Rewrite the data from the first line through the line containing "24, 743, 43]", renaming "interactable" to "clickable" throughout and leaving everything else unchanged. Give back only those lines.

--- START OF Data listing ---

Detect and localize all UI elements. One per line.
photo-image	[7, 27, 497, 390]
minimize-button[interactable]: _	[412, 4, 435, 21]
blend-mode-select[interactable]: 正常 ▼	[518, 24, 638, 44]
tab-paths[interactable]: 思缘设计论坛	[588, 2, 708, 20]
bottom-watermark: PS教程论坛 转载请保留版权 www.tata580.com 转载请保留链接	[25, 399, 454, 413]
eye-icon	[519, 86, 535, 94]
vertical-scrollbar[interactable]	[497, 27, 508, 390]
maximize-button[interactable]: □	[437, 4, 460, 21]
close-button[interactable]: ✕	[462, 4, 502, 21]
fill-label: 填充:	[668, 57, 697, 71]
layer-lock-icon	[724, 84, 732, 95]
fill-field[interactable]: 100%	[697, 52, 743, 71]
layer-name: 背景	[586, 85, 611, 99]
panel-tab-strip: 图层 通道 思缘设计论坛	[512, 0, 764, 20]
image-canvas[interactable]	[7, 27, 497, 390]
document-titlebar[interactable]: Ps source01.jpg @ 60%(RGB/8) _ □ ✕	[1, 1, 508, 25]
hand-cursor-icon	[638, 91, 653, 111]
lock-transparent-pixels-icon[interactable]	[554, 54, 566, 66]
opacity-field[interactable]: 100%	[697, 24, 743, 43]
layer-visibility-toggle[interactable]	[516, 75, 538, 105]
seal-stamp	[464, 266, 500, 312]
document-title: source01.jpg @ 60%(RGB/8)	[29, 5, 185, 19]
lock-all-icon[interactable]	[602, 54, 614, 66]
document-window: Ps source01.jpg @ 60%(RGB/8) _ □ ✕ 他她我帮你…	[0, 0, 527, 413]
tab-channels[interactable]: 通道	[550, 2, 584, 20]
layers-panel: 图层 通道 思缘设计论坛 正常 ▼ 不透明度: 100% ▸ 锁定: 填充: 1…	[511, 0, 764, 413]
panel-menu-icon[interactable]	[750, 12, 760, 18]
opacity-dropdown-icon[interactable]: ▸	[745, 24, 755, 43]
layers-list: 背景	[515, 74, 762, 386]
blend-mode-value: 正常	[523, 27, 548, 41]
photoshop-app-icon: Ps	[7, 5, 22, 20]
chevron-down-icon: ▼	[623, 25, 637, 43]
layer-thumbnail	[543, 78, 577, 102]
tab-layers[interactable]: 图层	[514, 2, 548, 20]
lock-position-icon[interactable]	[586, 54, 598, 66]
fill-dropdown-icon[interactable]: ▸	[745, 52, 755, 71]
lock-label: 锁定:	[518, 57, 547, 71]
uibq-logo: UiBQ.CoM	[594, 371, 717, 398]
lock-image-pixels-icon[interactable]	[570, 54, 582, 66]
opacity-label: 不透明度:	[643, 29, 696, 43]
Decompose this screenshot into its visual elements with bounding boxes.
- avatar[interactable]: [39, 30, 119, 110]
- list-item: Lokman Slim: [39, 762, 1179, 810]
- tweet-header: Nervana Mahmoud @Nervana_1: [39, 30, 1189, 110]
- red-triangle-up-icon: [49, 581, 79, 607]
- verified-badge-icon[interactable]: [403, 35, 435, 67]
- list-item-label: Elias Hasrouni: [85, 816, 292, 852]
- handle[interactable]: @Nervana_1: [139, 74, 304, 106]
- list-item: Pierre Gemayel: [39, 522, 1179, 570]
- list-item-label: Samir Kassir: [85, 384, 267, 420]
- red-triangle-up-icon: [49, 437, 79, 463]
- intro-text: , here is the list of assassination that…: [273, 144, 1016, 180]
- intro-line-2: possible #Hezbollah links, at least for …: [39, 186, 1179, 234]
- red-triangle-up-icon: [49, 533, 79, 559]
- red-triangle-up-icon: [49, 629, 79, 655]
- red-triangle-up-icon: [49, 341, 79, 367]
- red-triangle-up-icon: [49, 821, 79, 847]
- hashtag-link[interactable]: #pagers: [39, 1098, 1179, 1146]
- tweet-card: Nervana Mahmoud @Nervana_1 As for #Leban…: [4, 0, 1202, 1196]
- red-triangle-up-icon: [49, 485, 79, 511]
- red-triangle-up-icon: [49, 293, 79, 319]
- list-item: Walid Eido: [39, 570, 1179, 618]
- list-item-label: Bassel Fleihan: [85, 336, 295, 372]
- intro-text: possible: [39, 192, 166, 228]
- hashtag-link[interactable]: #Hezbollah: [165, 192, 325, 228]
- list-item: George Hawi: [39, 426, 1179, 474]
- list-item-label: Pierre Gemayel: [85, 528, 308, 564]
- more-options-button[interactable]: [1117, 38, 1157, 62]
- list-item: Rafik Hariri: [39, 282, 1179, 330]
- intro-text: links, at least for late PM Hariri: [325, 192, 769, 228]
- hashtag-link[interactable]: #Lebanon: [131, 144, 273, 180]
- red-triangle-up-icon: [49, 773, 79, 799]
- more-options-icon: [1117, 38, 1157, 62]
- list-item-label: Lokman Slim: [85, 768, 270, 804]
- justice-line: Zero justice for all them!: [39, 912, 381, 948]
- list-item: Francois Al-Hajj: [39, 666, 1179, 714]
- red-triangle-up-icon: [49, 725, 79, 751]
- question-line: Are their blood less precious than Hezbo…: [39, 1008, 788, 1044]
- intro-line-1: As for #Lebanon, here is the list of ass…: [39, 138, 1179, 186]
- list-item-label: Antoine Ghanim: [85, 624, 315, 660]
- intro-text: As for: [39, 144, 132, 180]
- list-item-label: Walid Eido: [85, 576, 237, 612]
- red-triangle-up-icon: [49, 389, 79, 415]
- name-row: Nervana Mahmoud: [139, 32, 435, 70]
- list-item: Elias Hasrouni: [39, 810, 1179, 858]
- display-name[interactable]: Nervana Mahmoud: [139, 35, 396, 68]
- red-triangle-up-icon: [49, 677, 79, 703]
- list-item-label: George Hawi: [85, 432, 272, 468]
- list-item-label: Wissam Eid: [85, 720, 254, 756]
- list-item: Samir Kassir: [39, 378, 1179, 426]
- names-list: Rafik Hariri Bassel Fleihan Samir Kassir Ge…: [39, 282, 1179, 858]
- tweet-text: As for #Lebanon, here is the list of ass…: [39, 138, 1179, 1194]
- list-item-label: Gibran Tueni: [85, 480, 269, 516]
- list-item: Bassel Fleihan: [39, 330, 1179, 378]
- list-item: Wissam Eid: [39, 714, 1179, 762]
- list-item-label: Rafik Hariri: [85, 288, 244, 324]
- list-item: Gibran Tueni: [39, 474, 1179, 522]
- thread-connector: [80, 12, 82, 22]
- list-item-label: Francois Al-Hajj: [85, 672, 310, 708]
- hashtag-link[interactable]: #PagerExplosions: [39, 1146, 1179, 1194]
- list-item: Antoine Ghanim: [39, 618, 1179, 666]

--- END OF Data listing ---

## Correct answer
Detect and localize all UI elements. One per line.
photo-image	[7, 27, 497, 390]
minimize-button[clickable]: _	[412, 4, 435, 21]
blend-mode-select[clickable]: 正常 ▼	[518, 24, 638, 44]
tab-paths[clickable]: 思缘设计论坛	[588, 2, 708, 20]
bottom-watermark: PS教程论坛 转载请保留版权 www.tata580.com 转载请保留链接	[25, 399, 454, 413]
eye-icon	[519, 86, 535, 94]
vertical-scrollbar[clickable]	[497, 27, 508, 390]
maximize-button[clickable]: □	[437, 4, 460, 21]
close-button[clickable]: ✕	[462, 4, 502, 21]
fill-label: 填充:	[668, 57, 697, 71]
layer-lock-icon	[724, 84, 732, 95]
fill-field[clickable]: 100%	[697, 52, 743, 71]
layer-name: 背景	[586, 85, 611, 99]
panel-tab-strip: 图层 通道 思缘设计论坛	[512, 0, 764, 20]
image-canvas[clickable]	[7, 27, 497, 390]
document-titlebar[clickable]: Ps source01.jpg @ 60%(RGB/8) _ □ ✕	[1, 1, 508, 25]
hand-cursor-icon	[638, 91, 653, 111]
lock-transparent-pixels-icon[clickable]	[554, 54, 566, 66]
opacity-field[clickable]: 100%	[697, 24, 743, 43]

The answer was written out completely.